Stated goal:
Go over the entries below line by line, copying each one that contains the word "Land".

Extracts from a graphics dataset:

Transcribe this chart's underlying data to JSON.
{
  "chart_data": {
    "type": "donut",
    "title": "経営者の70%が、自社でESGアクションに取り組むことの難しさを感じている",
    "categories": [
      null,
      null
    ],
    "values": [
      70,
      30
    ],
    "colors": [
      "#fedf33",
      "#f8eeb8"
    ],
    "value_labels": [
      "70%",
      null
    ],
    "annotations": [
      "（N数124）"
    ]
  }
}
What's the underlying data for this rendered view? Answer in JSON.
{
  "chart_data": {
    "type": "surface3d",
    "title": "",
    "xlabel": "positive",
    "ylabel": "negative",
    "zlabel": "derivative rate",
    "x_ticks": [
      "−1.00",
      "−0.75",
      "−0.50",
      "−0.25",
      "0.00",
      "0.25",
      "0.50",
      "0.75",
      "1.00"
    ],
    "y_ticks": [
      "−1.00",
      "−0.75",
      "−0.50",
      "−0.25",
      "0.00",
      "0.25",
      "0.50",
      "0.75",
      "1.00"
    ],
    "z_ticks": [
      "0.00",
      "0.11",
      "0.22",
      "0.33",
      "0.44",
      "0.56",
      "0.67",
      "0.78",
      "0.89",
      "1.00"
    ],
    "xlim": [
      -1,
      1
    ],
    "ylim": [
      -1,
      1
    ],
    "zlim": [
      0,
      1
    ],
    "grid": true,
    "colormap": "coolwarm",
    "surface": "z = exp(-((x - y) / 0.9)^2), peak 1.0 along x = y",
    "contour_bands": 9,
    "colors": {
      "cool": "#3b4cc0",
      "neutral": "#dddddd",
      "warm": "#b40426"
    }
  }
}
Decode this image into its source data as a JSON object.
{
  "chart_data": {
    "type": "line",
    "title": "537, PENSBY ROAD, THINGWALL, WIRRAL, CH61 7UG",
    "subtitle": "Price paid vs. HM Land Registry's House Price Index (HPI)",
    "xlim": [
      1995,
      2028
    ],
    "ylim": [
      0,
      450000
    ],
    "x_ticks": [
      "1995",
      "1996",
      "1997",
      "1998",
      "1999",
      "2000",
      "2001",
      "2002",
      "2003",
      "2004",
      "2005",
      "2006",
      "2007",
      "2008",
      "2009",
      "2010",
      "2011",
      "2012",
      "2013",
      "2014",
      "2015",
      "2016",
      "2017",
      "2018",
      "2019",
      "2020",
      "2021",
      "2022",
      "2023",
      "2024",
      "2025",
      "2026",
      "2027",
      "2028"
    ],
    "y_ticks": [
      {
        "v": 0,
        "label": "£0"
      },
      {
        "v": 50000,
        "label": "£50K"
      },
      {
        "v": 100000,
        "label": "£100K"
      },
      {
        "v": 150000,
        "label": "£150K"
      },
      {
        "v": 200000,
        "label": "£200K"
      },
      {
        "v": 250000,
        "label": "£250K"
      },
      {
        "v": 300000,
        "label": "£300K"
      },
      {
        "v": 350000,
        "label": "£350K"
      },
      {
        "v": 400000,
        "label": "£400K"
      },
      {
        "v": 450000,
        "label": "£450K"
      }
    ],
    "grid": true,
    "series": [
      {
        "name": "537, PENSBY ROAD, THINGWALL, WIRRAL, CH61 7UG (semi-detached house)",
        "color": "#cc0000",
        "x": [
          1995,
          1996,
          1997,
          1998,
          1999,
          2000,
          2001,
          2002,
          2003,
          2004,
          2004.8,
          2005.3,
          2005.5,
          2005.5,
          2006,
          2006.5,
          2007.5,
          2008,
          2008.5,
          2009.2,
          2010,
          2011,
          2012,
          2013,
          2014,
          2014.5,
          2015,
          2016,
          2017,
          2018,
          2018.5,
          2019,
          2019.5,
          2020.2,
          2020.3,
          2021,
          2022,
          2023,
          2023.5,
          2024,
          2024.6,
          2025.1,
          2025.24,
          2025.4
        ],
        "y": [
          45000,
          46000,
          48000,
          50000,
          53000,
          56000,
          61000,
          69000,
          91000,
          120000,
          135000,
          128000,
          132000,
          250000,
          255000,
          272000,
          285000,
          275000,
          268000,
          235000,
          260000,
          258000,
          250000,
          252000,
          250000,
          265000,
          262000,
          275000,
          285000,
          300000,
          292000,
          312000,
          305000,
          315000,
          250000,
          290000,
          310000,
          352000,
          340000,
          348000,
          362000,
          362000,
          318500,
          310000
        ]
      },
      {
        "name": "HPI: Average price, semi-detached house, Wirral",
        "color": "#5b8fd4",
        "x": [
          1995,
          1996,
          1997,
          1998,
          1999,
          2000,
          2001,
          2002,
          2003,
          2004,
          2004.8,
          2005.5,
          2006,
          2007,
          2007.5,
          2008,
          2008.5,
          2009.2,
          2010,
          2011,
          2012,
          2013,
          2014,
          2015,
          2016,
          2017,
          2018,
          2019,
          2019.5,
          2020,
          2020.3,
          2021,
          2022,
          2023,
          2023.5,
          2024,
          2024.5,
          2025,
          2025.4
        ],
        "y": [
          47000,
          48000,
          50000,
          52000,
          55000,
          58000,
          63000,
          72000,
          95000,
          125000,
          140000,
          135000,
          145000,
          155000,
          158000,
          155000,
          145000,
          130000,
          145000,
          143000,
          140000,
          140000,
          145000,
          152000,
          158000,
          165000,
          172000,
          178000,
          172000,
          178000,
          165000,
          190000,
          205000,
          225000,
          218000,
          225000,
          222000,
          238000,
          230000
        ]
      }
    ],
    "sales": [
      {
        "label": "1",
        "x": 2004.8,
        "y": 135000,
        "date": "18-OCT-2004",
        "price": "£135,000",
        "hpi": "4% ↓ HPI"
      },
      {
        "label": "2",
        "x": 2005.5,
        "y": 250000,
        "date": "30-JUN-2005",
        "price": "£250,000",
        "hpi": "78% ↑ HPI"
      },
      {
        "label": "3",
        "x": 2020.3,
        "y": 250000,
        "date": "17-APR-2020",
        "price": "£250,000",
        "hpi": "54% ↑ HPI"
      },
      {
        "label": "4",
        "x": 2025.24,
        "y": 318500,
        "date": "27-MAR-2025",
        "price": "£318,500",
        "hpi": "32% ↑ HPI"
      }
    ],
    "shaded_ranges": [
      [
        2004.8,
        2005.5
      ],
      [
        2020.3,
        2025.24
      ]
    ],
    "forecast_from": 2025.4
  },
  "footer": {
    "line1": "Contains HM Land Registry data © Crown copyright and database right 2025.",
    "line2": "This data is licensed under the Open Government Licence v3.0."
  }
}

Output of the task:
    "subtitle": "Price paid vs. HM Land Registry's House Price Index (HPI)",
    "line1": "Contains HM Land Registry data © Crown copyright and database right 2025.",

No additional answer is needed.